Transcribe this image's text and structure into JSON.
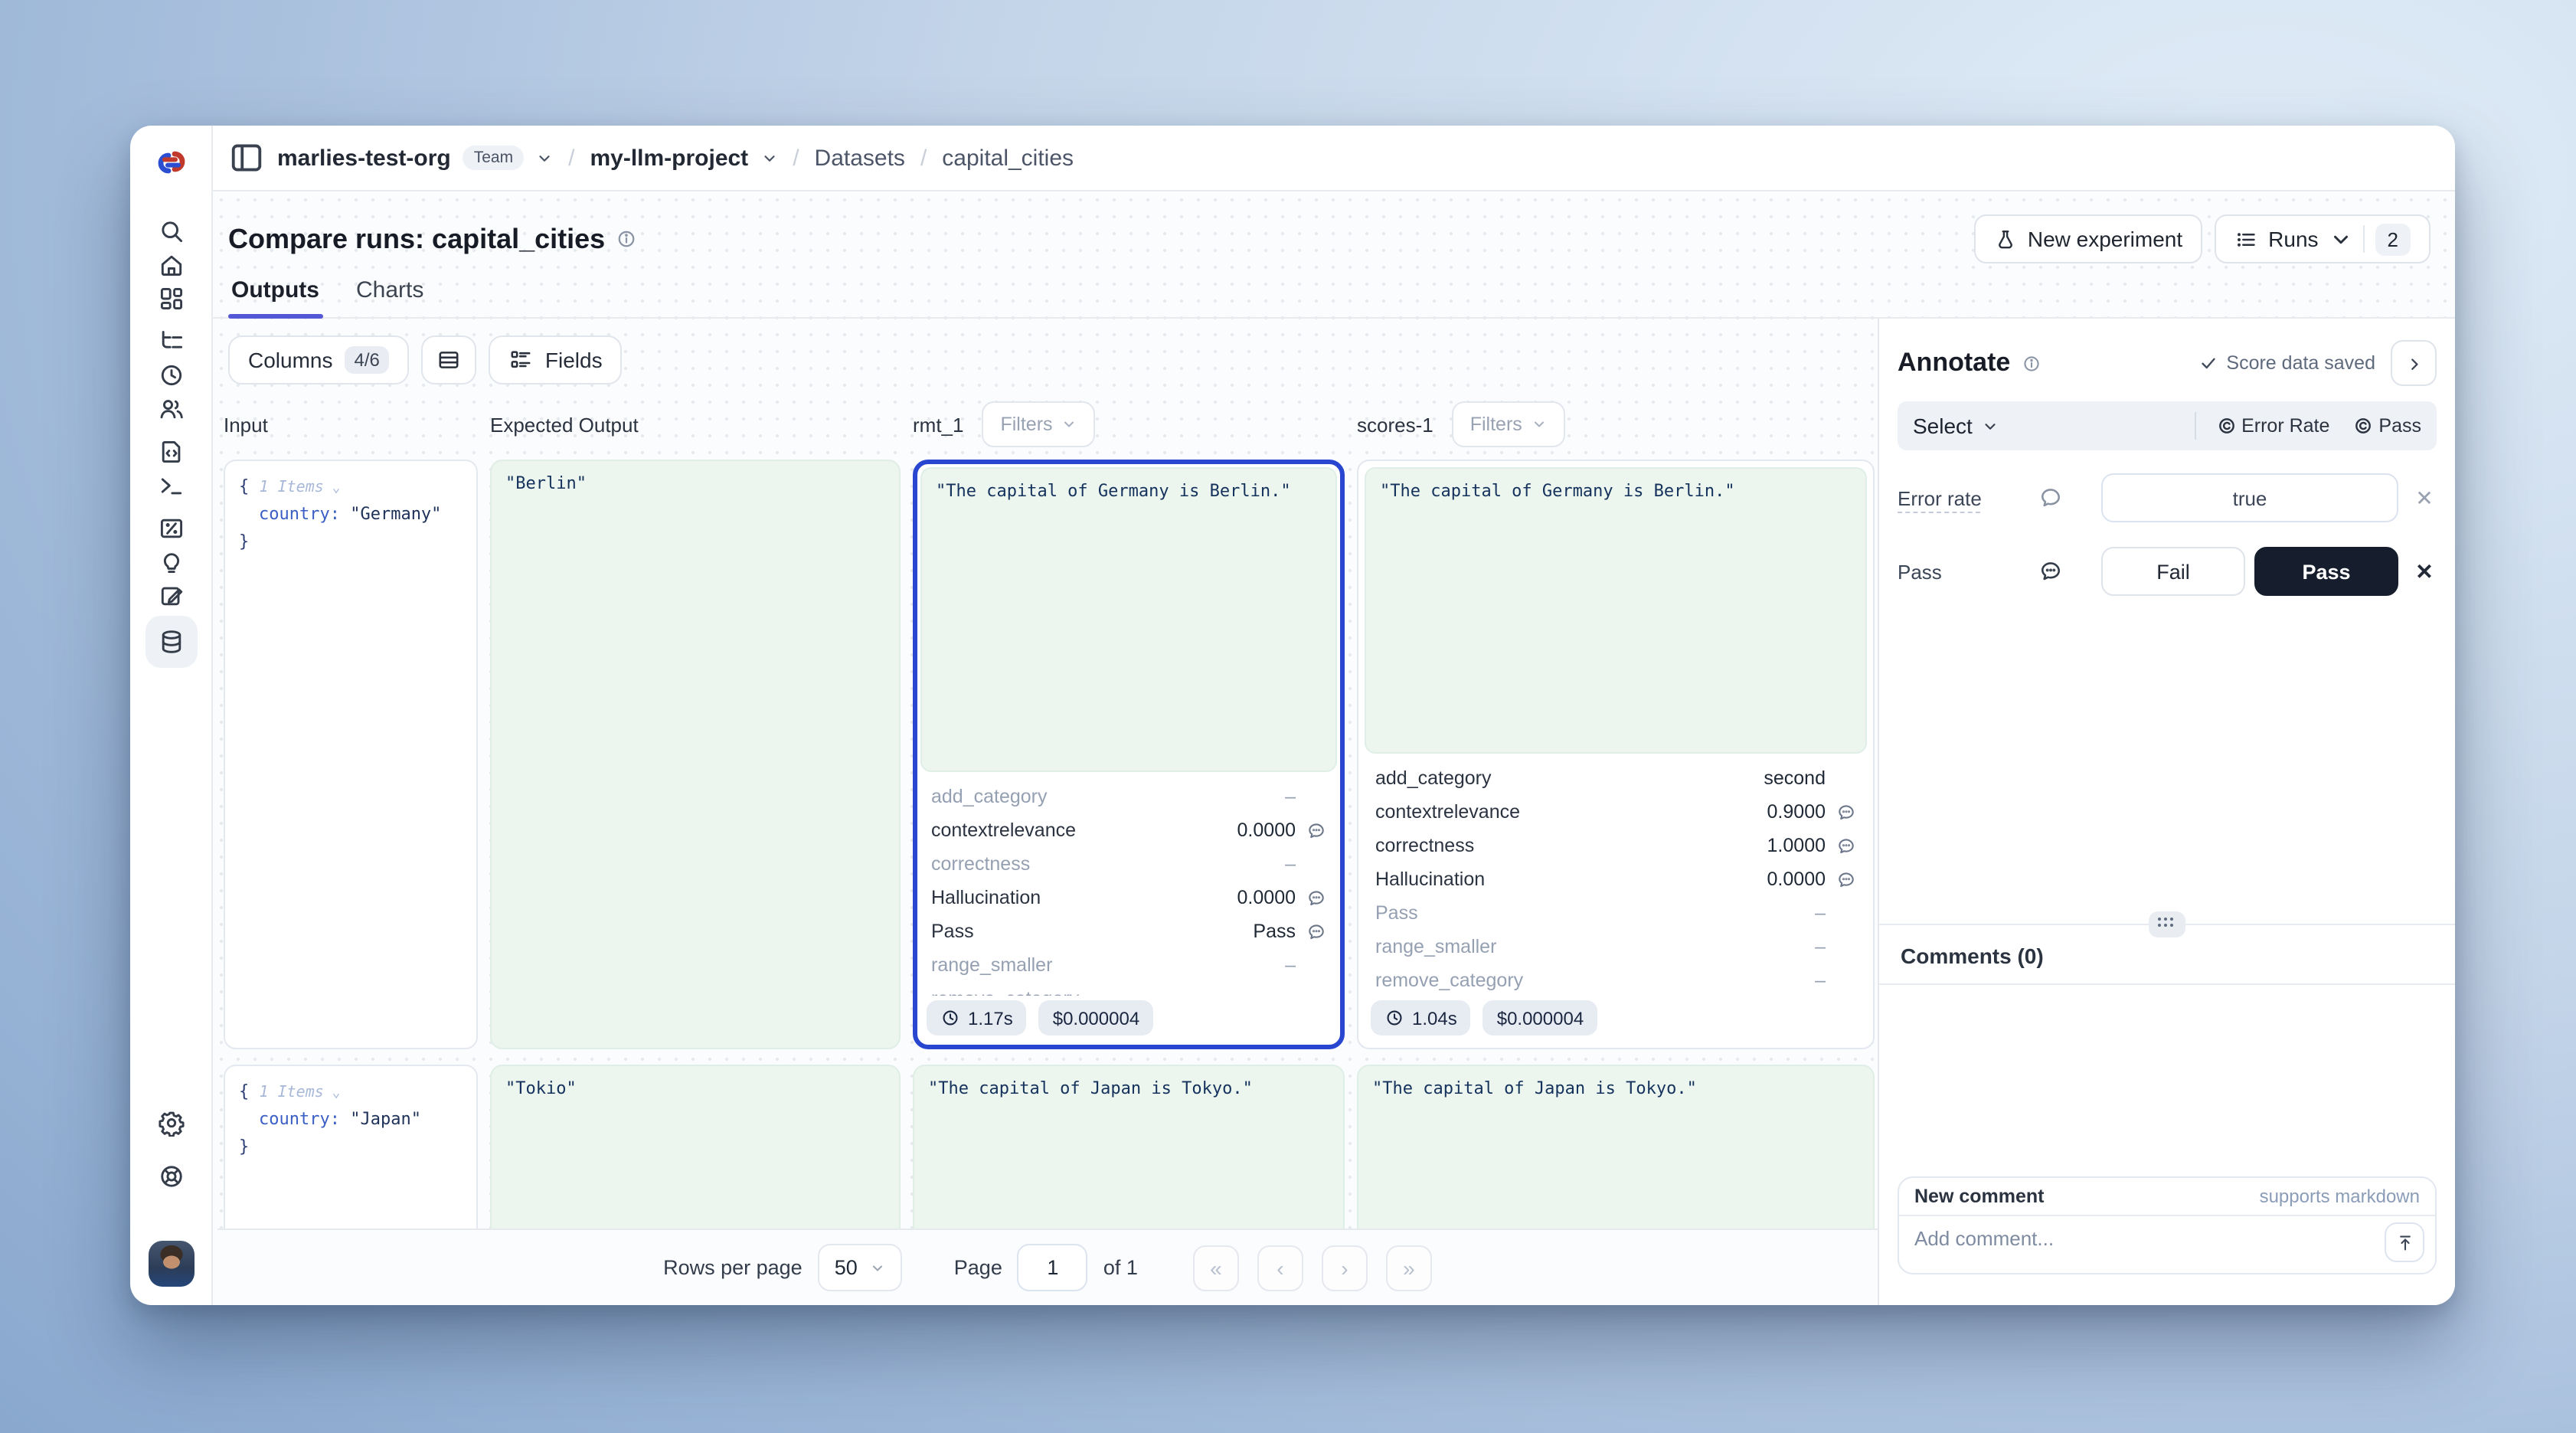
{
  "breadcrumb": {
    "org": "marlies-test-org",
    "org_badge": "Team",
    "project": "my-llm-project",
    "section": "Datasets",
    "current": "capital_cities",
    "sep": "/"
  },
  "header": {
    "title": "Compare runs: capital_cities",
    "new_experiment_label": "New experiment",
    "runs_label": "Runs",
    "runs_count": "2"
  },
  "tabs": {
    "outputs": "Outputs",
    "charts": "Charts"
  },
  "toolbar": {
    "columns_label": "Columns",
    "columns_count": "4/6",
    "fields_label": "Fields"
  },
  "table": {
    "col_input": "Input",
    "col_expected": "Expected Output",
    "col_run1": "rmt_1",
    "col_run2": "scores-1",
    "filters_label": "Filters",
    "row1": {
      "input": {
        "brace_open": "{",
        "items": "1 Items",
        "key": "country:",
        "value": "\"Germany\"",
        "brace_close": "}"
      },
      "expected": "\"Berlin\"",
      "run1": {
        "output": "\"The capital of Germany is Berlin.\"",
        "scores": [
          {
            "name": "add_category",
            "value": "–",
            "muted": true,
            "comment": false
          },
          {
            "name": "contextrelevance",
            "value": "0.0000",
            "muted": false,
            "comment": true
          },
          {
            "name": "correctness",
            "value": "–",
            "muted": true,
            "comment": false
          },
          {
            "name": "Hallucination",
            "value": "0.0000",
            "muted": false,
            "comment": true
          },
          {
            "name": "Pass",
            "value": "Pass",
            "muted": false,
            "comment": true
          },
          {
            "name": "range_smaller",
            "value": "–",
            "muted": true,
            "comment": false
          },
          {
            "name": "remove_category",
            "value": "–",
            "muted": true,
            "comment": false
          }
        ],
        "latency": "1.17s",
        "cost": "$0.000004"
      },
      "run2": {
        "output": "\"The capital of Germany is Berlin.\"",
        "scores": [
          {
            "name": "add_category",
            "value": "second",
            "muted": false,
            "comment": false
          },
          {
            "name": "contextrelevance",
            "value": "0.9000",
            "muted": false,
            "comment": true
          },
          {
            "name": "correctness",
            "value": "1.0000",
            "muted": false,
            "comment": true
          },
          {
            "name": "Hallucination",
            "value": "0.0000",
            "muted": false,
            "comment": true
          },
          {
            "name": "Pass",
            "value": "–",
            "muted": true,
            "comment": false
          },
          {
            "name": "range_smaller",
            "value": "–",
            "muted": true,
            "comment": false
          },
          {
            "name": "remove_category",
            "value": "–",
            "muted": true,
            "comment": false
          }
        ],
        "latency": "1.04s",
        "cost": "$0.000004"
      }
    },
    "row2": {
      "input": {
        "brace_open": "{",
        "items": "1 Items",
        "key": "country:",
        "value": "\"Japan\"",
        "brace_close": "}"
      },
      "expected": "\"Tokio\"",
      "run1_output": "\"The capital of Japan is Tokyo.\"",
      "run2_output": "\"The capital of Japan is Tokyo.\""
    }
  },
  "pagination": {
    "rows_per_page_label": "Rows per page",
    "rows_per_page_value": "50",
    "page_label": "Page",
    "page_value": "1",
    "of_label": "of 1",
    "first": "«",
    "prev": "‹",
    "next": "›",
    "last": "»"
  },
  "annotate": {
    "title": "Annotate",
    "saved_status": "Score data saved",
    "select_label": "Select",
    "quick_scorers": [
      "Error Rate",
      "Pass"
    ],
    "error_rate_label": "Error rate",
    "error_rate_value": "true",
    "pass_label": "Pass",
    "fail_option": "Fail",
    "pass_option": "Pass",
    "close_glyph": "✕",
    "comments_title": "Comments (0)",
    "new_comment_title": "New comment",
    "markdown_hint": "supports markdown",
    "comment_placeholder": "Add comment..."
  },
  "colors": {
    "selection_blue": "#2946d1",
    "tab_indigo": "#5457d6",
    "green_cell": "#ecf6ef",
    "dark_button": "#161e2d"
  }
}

What this task involves: Skip the pictures, then retype every line above exactly.

Answer to this problem:
Transcribe this image's text and structure into JSON.
{
  "breadcrumb": {
    "org": "marlies-test-org",
    "org_badge": "Team",
    "project": "my-llm-project",
    "section": "Datasets",
    "current": "capital_cities",
    "sep": "/"
  },
  "header": {
    "title": "Compare runs: capital_cities",
    "new_experiment_label": "New experiment",
    "runs_label": "Runs",
    "runs_count": "2"
  },
  "tabs": {
    "outputs": "Outputs",
    "charts": "Charts"
  },
  "toolbar": {
    "columns_label": "Columns",
    "columns_count": "4/6",
    "fields_label": "Fields"
  },
  "table": {
    "col_input": "Input",
    "col_expected": "Expected Output",
    "col_run1": "rmt_1",
    "col_run2": "scores-1",
    "filters_label": "Filters",
    "row1": {
      "input": {
        "brace_open": "{",
        "items": "1 Items",
        "key": "country:",
        "value": "\"Germany\"",
        "brace_close": "}"
      },
      "expected": "\"Berlin\"",
      "run1": {
        "output": "\"The capital of Germany is Berlin.\"",
        "scores": [
          {
            "name": "add_category",
            "value": "–",
            "muted": true,
            "comment": false
          },
          {
            "name": "contextrelevance",
            "value": "0.0000",
            "muted": false,
            "comment": true
          },
          {
            "name": "correctness",
            "value": "–",
            "muted": true,
            "comment": false
          },
          {
            "name": "Hallucination",
            "value": "0.0000",
            "muted": false,
            "comment": true
          },
          {
            "name": "Pass",
            "value": "Pass",
            "muted": false,
            "comment": true
          },
          {
            "name": "range_smaller",
            "value": "–",
            "muted": true,
            "comment": false
          },
          {
            "name": "remove_category",
            "value": "–",
            "muted": true,
            "comment": false
          }
        ],
        "latency": "1.17s",
        "cost": "$0.000004"
      },
      "run2": {
        "output": "\"The capital of Germany is Berlin.\"",
        "scores": [
          {
            "name": "add_category",
            "value": "second",
            "muted": false,
            "comment": false
          },
          {
            "name": "contextrelevance",
            "value": "0.9000",
            "muted": false,
            "comment": true
          },
          {
            "name": "correctness",
            "value": "1.0000",
            "muted": false,
            "comment": true
          },
          {
            "name": "Hallucination",
            "value": "0.0000",
            "muted": false,
            "comment": true
          },
          {
            "name": "Pass",
            "value": "–",
            "muted": true,
            "comment": false
          },
          {
            "name": "range_smaller",
            "value": "–",
            "muted": true,
            "comment": false
          },
          {
            "name": "remove_category",
            "value": "–",
            "muted": true,
            "comment": false
          }
        ],
        "latency": "1.04s",
        "cost": "$0.000004"
      }
    },
    "row2": {
      "input": {
        "brace_open": "{",
        "items": "1 Items",
        "key": "country:",
        "value": "\"Japan\"",
        "brace_close": "}"
      },
      "expected": "\"Tokio\"",
      "run1_output": "\"The capital of Japan is Tokyo.\"",
      "run2_output": "\"The capital of Japan is Tokyo.\""
    }
  },
  "pagination": {
    "rows_per_page_label": "Rows per page",
    "rows_per_page_value": "50",
    "page_label": "Page",
    "page_value": "1",
    "of_label": "of 1",
    "first": "«",
    "prev": "‹",
    "next": "›",
    "last": "»"
  },
  "annotate": {
    "title": "Annotate",
    "saved_status": "Score data saved",
    "select_label": "Select",
    "quick_scorers": [
      "Error Rate",
      "Pass"
    ],
    "error_rate_label": "Error rate",
    "error_rate_value": "true",
    "pass_label": "Pass",
    "fail_option": "Fail",
    "pass_option": "Pass",
    "close_glyph": "✕",
    "comments_title": "Comments (0)",
    "new_comment_title": "New comment",
    "markdown_hint": "supports markdown",
    "comment_placeholder": "Add comment..."
  },
  "colors": {
    "selection_blue": "#2946d1",
    "tab_indigo": "#5457d6",
    "green_cell": "#ecf6ef",
    "dark_button": "#161e2d"
  }
}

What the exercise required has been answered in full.